> [Exercise task] Go through the entries below and copy each line containing the word "części".

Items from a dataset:
################
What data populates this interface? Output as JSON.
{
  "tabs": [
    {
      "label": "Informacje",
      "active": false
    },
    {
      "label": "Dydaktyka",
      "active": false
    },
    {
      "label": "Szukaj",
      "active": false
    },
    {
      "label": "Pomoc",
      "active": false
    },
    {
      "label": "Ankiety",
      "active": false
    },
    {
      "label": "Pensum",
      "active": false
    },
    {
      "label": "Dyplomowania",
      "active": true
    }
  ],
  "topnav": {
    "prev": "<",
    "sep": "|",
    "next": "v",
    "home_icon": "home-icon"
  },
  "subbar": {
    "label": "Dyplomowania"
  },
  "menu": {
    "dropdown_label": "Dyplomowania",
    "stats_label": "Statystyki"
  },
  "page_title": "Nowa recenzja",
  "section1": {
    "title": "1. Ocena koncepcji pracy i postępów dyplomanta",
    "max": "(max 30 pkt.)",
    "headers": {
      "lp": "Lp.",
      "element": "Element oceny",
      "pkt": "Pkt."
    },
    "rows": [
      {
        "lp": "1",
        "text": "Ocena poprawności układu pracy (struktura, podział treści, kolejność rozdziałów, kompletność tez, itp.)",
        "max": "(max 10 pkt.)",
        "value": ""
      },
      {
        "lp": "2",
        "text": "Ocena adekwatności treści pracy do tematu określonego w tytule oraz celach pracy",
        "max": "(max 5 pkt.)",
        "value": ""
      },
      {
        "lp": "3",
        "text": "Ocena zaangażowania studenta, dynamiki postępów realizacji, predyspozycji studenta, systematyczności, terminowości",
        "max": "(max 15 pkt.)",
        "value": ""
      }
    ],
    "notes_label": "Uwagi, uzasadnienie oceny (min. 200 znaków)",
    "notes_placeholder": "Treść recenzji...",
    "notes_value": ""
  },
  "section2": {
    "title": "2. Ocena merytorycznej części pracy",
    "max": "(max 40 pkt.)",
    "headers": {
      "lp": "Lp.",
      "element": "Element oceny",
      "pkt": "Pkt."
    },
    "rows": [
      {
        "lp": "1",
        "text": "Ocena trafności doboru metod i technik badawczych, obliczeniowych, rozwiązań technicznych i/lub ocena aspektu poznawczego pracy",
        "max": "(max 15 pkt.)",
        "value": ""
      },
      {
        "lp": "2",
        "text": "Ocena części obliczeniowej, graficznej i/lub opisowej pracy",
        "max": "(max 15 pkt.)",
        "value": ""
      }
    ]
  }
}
################
> [Exercise result]
    "title": "2. Ocena merytorycznej części pracy",
        "text": "Ocena części obliczeniowej, graficznej i/lub opisowej pracy",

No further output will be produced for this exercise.